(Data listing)
--*--

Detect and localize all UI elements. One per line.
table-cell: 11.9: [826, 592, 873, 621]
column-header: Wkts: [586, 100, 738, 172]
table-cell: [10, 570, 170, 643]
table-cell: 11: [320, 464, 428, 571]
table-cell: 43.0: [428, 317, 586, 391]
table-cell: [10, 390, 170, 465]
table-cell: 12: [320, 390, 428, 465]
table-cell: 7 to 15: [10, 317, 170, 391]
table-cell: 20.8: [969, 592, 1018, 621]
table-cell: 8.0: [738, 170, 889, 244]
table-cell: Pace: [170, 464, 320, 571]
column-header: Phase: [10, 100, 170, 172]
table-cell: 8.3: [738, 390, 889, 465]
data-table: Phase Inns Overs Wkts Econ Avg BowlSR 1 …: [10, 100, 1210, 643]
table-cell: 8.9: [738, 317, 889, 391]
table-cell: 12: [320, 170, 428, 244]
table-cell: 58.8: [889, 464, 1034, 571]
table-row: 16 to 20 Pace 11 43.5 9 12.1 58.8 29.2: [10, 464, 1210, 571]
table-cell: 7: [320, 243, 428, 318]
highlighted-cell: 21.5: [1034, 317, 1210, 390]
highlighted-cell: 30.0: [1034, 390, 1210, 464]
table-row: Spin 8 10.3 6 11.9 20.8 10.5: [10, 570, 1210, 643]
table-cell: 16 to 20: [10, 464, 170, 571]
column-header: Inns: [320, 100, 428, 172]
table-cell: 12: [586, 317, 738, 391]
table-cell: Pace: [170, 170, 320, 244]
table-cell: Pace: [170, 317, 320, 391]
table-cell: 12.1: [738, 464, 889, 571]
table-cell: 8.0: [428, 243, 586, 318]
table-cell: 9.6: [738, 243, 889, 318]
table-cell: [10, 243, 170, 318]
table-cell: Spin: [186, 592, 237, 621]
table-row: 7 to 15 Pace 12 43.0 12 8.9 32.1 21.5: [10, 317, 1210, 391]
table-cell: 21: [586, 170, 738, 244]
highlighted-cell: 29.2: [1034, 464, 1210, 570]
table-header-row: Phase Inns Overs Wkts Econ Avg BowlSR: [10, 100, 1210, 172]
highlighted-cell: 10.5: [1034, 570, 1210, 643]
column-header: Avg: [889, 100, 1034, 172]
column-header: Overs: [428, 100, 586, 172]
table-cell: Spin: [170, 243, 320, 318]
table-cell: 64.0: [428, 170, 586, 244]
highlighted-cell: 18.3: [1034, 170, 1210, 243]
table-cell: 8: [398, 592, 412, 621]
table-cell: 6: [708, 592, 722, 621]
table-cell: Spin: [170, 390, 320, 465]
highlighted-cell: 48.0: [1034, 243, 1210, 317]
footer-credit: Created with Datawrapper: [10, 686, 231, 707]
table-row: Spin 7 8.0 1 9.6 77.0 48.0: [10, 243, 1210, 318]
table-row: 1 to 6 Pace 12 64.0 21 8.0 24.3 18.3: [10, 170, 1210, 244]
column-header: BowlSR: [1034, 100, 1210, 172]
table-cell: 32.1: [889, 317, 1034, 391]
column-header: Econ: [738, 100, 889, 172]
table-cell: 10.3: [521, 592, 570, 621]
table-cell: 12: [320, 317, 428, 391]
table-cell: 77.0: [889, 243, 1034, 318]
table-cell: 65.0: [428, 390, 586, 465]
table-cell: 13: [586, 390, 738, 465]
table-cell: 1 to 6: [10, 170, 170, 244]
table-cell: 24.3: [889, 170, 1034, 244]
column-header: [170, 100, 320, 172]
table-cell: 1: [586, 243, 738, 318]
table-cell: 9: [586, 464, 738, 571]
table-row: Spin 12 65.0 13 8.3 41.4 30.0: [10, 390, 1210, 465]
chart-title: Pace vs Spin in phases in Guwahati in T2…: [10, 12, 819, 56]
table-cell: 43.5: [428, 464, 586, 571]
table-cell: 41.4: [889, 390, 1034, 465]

--*--

**Set task:** Take the lines from the start of the material through the line containing "table-header-row: Phase Inns", counting that line too, and arrange them as a numbered list, leaving out any blank lines.

**Answer to this problem:**
1. Detect and localize all UI elements. One per line.
2. table-cell: 11.9: [826, 592, 873, 621]
3. column-header: Wkts: [586, 100, 738, 172]
4. table-cell: [10, 570, 170, 643]
5. table-cell: 11: [320, 464, 428, 571]
6. table-cell: 43.0: [428, 317, 586, 391]
7. table-cell: [10, 390, 170, 465]
8. table-cell: 12: [320, 390, 428, 465]
9. table-cell: 7 to 15: [10, 317, 170, 391]
10. table-cell: 20.8: [969, 592, 1018, 621]
11. table-cell: 8.0: [738, 170, 889, 244]
12. table-cell: Pace: [170, 464, 320, 571]
13. column-header: Phase: [10, 100, 170, 172]
14. table-cell: 8.3: [738, 390, 889, 465]
15. data-table: Phase Inns Overs Wkts Econ Avg BowlSR 1 …: [10, 100, 1210, 643]
16. table-cell: 8.9: [738, 317, 889, 391]
17. table-cell: 12: [320, 170, 428, 244]
18. table-cell: 58.8: [889, 464, 1034, 571]
19. table-row: 16 to 20 Pace 11 43.5 9 12.1 58.8 29.2: [10, 464, 1210, 571]
20. table-cell: 7: [320, 243, 428, 318]
21. highlighted-cell: 21.5: [1034, 317, 1210, 390]
22. highlighted-cell: 30.0: [1034, 390, 1210, 464]
23. table-row: Spin 8 10.3 6 11.9 20.8 10.5: [10, 570, 1210, 643]
24. table-cell: 16 to 20: [10, 464, 170, 571]
25. column-header: Inns: [320, 100, 428, 172]
26. table-cell: 12: [586, 317, 738, 391]
27. table-cell: Pace: [170, 170, 320, 244]
28. table-cell: Pace: [170, 317, 320, 391]
29. table-cell: 12.1: [738, 464, 889, 571]
30. table-cell: 8.0: [428, 243, 586, 318]
31. table-cell: 9.6: [738, 243, 889, 318]
32. table-cell: [10, 243, 170, 318]
33. table-cell: Spin: [186, 592, 237, 621]
34. table-row: 7 to 15 Pace 12 43.0 12 8.9 32.1 21.5: [10, 317, 1210, 391]
35. table-cell: 21: [586, 170, 738, 244]
36. highlighted-cell: 29.2: [1034, 464, 1210, 570]
37. table-header-row: Phase Inns Overs Wkts Econ Avg BowlSR: [10, 100, 1210, 172]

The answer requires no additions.